Data extracted from a collection
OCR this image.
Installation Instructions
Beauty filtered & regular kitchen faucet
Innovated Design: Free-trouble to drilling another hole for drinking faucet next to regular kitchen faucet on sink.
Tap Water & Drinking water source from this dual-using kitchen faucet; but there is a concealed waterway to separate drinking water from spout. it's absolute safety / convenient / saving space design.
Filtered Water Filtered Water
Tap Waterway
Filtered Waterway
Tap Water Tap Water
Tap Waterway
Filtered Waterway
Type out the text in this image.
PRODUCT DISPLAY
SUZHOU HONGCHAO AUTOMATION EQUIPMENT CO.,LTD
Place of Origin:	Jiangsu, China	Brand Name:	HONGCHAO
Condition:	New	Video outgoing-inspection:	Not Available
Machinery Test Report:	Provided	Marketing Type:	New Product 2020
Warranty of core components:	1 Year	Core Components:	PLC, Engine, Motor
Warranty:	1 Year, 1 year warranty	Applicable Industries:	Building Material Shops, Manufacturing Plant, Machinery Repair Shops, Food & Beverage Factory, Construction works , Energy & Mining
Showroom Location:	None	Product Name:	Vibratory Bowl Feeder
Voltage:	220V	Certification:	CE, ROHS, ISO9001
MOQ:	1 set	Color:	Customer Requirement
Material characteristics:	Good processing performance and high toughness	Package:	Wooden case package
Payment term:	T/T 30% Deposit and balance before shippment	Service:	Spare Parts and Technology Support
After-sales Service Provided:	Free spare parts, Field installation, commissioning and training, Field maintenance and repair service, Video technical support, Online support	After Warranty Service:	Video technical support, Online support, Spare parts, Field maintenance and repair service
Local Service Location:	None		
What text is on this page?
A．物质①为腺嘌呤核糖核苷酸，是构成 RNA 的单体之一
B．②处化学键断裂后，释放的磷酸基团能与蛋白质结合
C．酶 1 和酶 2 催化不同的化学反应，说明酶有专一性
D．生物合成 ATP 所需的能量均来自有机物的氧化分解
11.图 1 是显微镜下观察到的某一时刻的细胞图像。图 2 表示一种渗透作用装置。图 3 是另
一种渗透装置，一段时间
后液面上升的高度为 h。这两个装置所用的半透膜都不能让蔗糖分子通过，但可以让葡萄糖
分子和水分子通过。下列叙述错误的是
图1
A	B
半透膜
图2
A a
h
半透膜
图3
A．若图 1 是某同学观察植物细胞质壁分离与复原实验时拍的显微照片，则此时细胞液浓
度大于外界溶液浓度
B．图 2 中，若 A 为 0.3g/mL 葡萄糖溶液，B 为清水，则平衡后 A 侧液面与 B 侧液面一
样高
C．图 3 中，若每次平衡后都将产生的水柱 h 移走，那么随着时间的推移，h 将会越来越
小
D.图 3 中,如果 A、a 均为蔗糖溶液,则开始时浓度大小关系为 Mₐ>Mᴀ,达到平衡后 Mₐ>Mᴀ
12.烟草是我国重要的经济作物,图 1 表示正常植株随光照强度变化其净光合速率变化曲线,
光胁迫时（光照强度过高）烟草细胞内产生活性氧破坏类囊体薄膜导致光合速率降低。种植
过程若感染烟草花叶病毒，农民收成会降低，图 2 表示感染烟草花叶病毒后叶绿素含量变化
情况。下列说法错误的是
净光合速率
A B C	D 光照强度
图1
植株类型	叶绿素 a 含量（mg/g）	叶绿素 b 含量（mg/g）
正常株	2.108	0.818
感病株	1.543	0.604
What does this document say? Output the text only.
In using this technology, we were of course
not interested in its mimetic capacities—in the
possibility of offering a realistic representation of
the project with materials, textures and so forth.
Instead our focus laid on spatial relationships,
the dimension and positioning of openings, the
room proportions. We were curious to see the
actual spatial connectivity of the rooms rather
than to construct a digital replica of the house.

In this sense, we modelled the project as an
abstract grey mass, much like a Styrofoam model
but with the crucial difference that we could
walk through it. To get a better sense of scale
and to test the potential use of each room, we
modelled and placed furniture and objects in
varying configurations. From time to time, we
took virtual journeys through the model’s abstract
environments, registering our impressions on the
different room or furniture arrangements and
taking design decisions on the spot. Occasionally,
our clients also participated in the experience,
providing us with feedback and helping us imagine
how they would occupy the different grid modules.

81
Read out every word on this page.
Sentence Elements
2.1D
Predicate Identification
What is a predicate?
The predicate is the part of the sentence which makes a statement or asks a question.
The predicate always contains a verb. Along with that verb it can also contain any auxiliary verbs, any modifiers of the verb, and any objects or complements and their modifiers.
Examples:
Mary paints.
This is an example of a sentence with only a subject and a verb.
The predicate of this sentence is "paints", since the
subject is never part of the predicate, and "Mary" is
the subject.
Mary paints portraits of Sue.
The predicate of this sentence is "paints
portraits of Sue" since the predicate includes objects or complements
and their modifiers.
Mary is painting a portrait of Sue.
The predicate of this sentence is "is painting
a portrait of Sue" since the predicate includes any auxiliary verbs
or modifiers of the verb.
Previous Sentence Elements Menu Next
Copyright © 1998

▶ Problem statement: Give back all the data exactly as written.

▶ Result of this exercise:
OCR this image.
Installation Instructions
Beauty filtered & regular kitchen faucet
Innovated Design: Free-trouble to drilling another hole for drinking faucet next to regular kitchen faucet on sink.
Tap Water & Drinking water source from this dual-using kitchen faucet; but there is a concealed waterway to separate drinking water from spout. it's absolute safety / convenient / saving space design.
Filtered Water Filtered Water
Tap Waterway
Filtered Waterway
Tap Water Tap Water
Tap Waterway
Filtered Waterway
Type out the text in this image.
PRODUCT DISPLAY
SUZHOU HONGCHAO AUTOMATION EQUIPMENT CO.,LTD
Place of Origin:	Jiangsu, China	Brand Name:	HONGCHAO
Condition:	New	Video outgoing-inspection:	Not Available
Machinery Test Report:	Provided	Marketing Type:	New Product 2020
Warranty of core components:	1 Year	Core Components:	PLC, Engine, Motor
Warranty:	1 Year, 1 year warranty	Applicable Industries:	Building Material Shops, Manufacturing Plant, Machinery Repair Shops, Food & Beverage Factory, Construction works , Energy & Mining
Showroom Location:	None	Product Name:	Vibratory Bowl Feeder
Voltage:	220V	Certification:	CE, ROHS, ISO9001
MOQ:	1 set	Color:	Customer Requirement
Material characteristics:	Good processing performance and high toughness	Package:	Wooden case package
Payment term:	T/T 30% Deposit and balance before shippment	Service:	Spare Parts and Technology Support
After-sales Service Provided:	Free spare parts, Field installation, commissioning and training, Field maintenance and repair service, Video technical support, Online support	After Warranty Service:	Video technical support, Online support, Spare parts, Field maintenance and repair service
Local Service Location:	None		
What text is on this page?
A．物质①为腺嘌呤核糖核苷酸，是构成 RNA 的单体之一
B．②处化学键断裂后，释放的磷酸基团能与蛋白质结合
C．酶 1 和酶 2 催化不同的化学反应，说明酶有专一性
D．生物合成 ATP 所需的能量均来自有机物的氧化分解
11.图 1 是显微镜下观察到的某一时刻的细胞图像。图 2 表示一种渗透作用装置。图 3 是另
一种渗透装置，一段时间
后液面上升的高度为 h。这两个装置所用的半透膜都不能让蔗糖分子通过，但可以让葡萄糖
分子和水分子通过。下列叙述错误的是
图1
A	B
半透膜
图2
A a
h
半透膜
图3
A．若图 1 是某同学观察植物细胞质壁分离与复原实验时拍的显微照片，则此时细胞液浓
度大于外界溶液浓度
B．图 2 中，若 A 为 0.3g/mL 葡萄糖溶液，B 为清水，则平衡后 A 侧液面与 B 侧液面一
样高
C．图 3 中，若每次平衡后都将产生的水柱 h 移走，那么随着时间的推移，h 将会越来越
小
D.图 3 中,如果 A、a 均为蔗糖溶液,则开始时浓度大小关系为 Mₐ>Mᴀ,达到平衡后 Mₐ>Mᴀ
12.烟草是我国重要的经济作物,图 1 表示正常植株随光照强度变化其净光合速率变化曲线,
光胁迫时（光照强度过高）烟草细胞内产生活性氧破坏类囊体薄膜导致光合速率降低。种植
过程若感染烟草花叶病毒，农民收成会降低，图 2 表示感染烟草花叶病毒后叶绿素含量变化
情况。下列说法错误的是
净光合速率
A B C	D 光照强度
图1
植株类型	叶绿素 a 含量（mg/g）	叶绿素 b 含量（mg/g）
正常株	2.108	0.818
感病株	1.543	0.604
What does this document say? Output the text only.
In using this technology, we were of course
not interested in its mimetic capacities—in the
possibility of offering a realistic representation of
the project with materials, textures and so forth.
Instead our focus laid on spatial relationships,
the dimension and positioning of openings, the
room proportions. We were curious to see the
actual spatial connectivity of the rooms rather
than to construct a digital replica of the house.

In this sense, we modelled the project as an
abstract grey mass, much like a Styrofoam model
but with the crucial difference that we could
walk through it. To get a better sense of scale
and to test the potential use of each room, we
modelled and placed furniture and objects in
varying configurations. From time to time, we
took virtual journeys through the model’s abstract
environments, registering our impressions on the
different room or furniture arrangements and
taking design decisions on the spot. Occasionally,
our clients also participated in the experience,
providing us with feedback and helping us imagine
how they would occupy the different grid modules.

81
Read out every word on this page.
Sentence Elements
2.1D
Predicate Identification
What is a predicate?
The predicate is the part of the sentence which makes a statement or asks a question.
The predicate always contains a verb. Along with that verb it can also contain any auxiliary verbs, any modifiers of the verb, and any objects or complements and their modifiers.
Examples:
Mary paints.
This is an example of a sentence with only a subject and a verb.
The predicate of this sentence is "paints", since the
subject is never part of the predicate, and "Mary" is
the subject.
Mary paints portraits of Sue.
The predicate of this sentence is "paints
portraits of Sue" since the predicate includes objects or complements
and their modifiers.
Mary is painting a portrait of Sue.
The predicate of this sentence is "is painting
a portrait of Sue" since the predicate includes any auxiliary verbs
or modifiers of the verb.
Previous Sentence Elements Menu Next
Copyright © 1998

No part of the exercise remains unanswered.